- Material for the task -
Start

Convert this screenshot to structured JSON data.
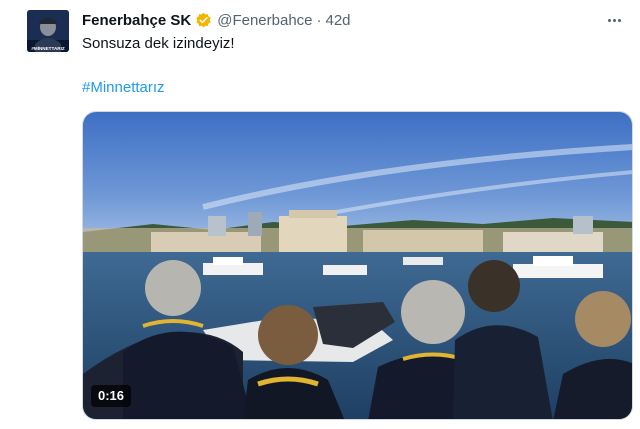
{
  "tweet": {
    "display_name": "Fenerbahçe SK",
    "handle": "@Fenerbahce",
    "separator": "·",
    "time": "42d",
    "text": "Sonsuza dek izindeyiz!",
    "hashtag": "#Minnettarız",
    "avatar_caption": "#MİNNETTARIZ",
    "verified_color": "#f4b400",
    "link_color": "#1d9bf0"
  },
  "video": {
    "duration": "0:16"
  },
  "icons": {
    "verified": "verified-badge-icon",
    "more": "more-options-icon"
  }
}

End
Start

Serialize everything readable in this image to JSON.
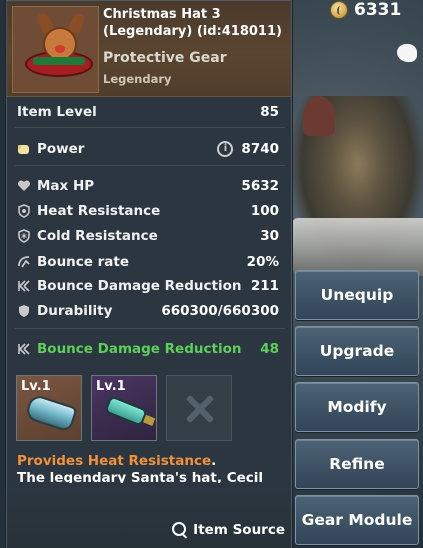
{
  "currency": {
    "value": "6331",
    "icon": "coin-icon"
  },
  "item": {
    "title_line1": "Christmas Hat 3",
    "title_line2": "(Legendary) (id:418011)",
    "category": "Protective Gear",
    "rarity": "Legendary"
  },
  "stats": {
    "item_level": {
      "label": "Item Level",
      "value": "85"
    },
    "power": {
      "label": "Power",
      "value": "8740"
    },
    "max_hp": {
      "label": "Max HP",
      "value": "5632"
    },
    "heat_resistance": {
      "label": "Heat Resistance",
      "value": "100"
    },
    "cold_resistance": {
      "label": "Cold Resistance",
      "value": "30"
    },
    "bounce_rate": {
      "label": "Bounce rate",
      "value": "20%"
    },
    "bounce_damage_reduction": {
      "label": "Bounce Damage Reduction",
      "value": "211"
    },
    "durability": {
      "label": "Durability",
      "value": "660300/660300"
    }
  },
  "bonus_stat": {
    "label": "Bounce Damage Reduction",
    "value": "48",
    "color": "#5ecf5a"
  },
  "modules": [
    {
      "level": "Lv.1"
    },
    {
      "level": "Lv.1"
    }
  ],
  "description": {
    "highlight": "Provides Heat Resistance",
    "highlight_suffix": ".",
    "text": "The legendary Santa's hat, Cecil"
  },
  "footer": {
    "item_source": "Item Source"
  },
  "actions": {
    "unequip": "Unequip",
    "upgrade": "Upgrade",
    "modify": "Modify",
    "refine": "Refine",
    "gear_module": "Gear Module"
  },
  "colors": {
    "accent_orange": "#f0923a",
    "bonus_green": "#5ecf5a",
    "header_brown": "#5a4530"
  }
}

End

From the data above, copy each line where the string "text" appears.

    "text": "Sonsuza dek izindeyiz!",
    "text": "The legendary Santa's hat, Cecil"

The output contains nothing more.